**To be done**
Write out each line from the data below that includes the word "under".

**Data lines**
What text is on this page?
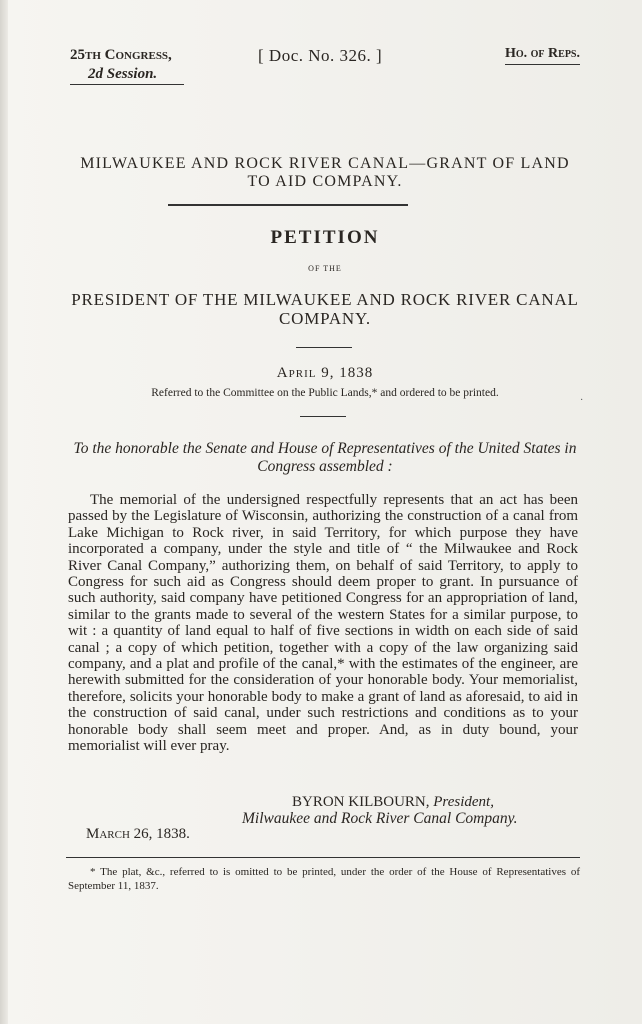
25th Congress,
2d Session.
[ Doc. No. 326. ]	Ho. of Reps.
MILWAUKEE AND ROCK RIVER CANAL—GRANT OF LAND TO AID COMPANY.
PETITION
OF THE
PRESIDENT OF THE MILWAUKEE AND ROCK RIVER CANAL COMPANY.
April 9, 1838
Referred to the Committee on the Public Lands,* and ordered to be printed.
·
To the honorable the Senate and House of Representatives of the United States in Congress assembled :

The memorial of the undersigned respectfully represents that an act has been passed by the Legislature of Wisconsin, authorizing the construction of a canal from Lake Michigan to Rock river, in said Territory, for which purpose they have incorporated a company, under the style and title of “ the Milwaukee and Rock River Canal Company,” authorizing them, on behalf of said Territory, to apply to Congress for such aid as Congress should deem proper to grant. In pursuance of such authority, said company have petitioned Congress for an appropriation of land, similar to the grants made to several of the western States for a similar purpose, to wit : a quantity of land equal to half of five sections in width on each side of said canal ; a copy of which petition, together with a copy of the law organizing said company, and a plat and profile of the canal,* with the estimates of the engineer, are herewith submitted for the consideration of your honorable body. Your memorialist, therefore, solicits your honorable body to make a grant of land as aforesaid, to aid in the construction of said canal, under such restrictions and conditions as to your honorable body shall seem meet and proper. And, as in duty bound, your memorialist will ever pray.

BYRON KILBOURN, President,
Milwaukee and Rock River Canal Company.
March 26, 1838.

* The plat, &c., referred to is omitted to be printed, under the order of the House of Representatives of September 11, 1837.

**Output**
The memorial of the undersigned respectfully represents that an act has been passed by the Legislature of Wisconsin, authorizing the construction of a canal from Lake Michigan to Rock river, in said Territory, for which purpose they have incorporated a company, under the style and title of “ the Milwaukee and Rock River Canal Company,” authorizing them, on behalf of said Territory, to apply to Congress for such aid as Congress should deem proper to grant. In pursuance of such authority, said company have petitioned Congress for an appropriation of land, similar to the grants made to several of the western States for a similar purpose, to wit : a quantity of land equal to half of five sections in width on each side of said canal ; a copy of which petition, together with a copy of the law organizing said company, and a plat and profile of the canal,* with the estimates of the engineer, are herewith submitted for the consideration of your honorable body. Your memorialist, therefore, solicits your honorable body to make a grant of land as aforesaid, to aid in the construction of said canal, under such restrictions and conditions as to your honorable body shall seem meet and proper. And, as in duty bound, your memorialist will ever pray.
* The plat, &c., referred to is omitted to be printed, under the order of the House of Representatives of September 11, 1837.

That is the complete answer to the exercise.